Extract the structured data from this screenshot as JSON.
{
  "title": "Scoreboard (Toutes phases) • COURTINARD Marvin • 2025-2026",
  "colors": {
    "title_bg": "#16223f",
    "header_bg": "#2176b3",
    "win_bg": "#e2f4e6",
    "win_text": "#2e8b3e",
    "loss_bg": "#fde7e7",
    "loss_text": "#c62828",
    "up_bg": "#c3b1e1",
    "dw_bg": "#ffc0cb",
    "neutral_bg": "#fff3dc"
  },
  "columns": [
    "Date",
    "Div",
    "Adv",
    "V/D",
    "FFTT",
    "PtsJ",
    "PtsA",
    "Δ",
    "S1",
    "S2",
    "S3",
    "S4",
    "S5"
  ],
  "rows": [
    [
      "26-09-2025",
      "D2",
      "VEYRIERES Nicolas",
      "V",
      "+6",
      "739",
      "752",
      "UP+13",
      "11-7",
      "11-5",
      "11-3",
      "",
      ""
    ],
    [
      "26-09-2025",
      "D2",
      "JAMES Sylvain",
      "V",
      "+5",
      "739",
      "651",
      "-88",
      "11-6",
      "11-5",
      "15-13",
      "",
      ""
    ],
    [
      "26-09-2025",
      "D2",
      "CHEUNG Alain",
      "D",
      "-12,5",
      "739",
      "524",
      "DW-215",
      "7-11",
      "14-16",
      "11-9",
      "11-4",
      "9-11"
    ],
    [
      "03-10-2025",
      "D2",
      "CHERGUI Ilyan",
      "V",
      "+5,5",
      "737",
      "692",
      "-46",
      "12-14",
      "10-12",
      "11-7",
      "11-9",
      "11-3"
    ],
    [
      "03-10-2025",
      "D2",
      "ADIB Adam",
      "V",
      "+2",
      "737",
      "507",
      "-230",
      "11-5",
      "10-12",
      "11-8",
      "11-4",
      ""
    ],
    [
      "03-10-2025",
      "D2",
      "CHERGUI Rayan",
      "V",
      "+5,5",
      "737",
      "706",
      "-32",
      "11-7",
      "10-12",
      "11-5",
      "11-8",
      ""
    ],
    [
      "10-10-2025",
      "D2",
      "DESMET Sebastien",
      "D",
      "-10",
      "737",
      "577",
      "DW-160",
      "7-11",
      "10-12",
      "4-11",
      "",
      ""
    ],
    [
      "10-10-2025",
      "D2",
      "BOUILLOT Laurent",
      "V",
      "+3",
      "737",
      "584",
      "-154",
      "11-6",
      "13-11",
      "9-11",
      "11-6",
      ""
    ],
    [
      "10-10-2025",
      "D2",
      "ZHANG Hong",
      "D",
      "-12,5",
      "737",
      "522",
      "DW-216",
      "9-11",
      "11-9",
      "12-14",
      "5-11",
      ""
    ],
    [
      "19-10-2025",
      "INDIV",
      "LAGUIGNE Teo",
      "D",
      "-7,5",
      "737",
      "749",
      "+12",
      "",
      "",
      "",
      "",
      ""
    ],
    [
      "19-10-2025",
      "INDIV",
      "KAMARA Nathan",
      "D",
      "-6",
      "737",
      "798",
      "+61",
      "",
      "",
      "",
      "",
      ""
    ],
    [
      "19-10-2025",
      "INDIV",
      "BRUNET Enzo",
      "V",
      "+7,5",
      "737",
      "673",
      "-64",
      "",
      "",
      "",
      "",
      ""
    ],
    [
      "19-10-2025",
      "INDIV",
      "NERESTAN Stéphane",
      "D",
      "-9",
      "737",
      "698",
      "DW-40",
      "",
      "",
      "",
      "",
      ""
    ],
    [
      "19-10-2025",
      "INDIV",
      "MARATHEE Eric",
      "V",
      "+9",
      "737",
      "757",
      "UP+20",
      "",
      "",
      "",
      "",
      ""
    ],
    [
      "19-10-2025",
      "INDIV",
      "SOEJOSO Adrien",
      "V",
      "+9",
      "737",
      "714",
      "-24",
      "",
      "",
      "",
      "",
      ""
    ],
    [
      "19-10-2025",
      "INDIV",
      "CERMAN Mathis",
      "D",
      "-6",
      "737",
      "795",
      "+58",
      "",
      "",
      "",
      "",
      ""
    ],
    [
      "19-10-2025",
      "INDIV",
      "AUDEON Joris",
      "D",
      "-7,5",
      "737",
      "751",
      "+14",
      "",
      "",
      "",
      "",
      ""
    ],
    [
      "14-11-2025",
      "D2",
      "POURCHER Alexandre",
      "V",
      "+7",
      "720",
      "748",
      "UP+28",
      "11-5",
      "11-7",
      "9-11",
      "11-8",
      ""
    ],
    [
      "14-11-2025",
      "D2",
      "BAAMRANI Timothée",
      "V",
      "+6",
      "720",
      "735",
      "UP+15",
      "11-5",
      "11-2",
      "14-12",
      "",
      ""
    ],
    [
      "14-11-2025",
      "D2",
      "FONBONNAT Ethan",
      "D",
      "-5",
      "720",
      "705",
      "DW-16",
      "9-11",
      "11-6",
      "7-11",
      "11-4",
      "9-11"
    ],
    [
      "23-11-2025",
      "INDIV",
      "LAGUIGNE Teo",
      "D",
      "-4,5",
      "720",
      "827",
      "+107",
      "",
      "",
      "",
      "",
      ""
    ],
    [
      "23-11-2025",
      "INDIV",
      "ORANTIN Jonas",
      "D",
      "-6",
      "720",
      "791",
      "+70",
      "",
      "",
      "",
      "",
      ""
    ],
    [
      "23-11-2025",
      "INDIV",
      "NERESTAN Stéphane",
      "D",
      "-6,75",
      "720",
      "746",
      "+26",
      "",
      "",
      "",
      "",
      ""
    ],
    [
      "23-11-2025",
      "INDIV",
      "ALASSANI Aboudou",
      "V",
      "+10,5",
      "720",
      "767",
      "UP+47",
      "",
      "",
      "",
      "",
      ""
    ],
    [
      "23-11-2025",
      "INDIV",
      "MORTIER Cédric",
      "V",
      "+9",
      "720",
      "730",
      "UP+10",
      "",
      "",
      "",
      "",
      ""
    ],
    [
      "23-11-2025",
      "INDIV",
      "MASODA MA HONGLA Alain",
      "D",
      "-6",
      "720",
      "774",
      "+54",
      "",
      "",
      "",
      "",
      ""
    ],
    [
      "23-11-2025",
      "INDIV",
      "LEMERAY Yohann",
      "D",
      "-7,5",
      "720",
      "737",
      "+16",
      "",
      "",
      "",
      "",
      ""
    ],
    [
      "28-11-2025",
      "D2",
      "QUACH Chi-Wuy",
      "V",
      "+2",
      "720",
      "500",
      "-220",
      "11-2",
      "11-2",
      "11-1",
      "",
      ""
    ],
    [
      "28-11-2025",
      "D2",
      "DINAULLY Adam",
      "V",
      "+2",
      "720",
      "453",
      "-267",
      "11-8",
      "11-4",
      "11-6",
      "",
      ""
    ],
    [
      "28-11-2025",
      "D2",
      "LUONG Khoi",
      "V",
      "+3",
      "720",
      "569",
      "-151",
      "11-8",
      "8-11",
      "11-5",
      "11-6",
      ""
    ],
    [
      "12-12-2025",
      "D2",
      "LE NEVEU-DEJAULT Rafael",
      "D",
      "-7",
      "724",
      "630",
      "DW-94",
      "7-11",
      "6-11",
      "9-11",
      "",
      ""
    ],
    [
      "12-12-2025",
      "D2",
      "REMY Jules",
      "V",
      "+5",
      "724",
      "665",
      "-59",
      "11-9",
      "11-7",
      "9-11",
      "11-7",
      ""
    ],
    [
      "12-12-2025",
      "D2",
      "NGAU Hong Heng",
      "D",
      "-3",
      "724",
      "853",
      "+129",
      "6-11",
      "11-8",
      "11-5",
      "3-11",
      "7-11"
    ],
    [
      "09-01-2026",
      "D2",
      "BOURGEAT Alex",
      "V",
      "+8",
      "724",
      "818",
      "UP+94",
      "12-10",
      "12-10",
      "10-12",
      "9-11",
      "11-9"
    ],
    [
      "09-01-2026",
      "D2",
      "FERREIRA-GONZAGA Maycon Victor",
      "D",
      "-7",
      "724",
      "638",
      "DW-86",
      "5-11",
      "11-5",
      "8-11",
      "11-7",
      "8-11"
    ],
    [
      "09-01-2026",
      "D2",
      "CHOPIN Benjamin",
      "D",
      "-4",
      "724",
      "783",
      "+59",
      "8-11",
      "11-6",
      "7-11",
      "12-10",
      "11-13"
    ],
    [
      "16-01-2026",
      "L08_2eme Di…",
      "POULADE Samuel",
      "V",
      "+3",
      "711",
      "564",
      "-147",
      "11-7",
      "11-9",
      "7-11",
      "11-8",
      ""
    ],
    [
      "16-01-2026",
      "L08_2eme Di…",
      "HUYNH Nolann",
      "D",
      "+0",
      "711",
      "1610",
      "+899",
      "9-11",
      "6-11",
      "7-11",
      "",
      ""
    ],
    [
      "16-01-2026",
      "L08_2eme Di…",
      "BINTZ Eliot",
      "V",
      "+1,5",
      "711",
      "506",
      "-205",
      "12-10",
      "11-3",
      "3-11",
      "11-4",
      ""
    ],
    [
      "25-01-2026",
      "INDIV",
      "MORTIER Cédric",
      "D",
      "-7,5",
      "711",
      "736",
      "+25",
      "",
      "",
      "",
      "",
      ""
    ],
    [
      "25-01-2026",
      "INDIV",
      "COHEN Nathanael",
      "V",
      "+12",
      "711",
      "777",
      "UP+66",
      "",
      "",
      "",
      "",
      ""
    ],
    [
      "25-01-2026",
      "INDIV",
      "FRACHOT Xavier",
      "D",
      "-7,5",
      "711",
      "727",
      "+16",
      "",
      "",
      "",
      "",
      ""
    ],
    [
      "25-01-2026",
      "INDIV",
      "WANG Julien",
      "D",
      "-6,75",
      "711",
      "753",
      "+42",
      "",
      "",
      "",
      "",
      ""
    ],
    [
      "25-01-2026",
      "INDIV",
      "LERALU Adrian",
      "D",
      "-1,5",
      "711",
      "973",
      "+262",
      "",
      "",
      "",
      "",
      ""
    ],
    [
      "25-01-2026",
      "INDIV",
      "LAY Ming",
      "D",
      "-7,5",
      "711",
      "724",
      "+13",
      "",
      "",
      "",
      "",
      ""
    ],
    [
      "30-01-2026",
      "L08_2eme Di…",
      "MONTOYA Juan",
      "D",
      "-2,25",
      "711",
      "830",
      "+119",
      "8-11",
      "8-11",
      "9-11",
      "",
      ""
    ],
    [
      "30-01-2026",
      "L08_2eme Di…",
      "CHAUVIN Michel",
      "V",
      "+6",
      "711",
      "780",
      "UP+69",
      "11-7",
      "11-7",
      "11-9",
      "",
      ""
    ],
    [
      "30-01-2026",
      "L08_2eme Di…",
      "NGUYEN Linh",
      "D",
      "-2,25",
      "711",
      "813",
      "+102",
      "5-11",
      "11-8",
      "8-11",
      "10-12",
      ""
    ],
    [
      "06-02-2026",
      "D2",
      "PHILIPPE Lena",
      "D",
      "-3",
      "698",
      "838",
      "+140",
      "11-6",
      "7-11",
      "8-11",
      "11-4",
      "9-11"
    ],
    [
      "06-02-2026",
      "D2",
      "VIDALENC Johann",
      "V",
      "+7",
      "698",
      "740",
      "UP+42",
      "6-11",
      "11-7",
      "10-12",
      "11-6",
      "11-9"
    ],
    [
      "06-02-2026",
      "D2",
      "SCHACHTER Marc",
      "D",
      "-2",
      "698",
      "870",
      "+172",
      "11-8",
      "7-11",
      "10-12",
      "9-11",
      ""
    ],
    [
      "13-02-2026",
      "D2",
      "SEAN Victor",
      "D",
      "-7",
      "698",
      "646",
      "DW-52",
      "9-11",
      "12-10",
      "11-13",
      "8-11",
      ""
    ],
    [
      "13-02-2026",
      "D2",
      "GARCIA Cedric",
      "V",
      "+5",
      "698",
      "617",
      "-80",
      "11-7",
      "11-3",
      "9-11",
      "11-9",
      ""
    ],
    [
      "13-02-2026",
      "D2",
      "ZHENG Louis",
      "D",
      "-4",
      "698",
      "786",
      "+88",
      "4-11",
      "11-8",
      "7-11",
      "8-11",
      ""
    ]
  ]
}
──────────
_GIVEN REQUEST_
Read the entries and pick out all lines that include the word "Alain".

_RESPONSE_
      "CHEUNG Alain",
      "MASODA MA HONGLA Alain",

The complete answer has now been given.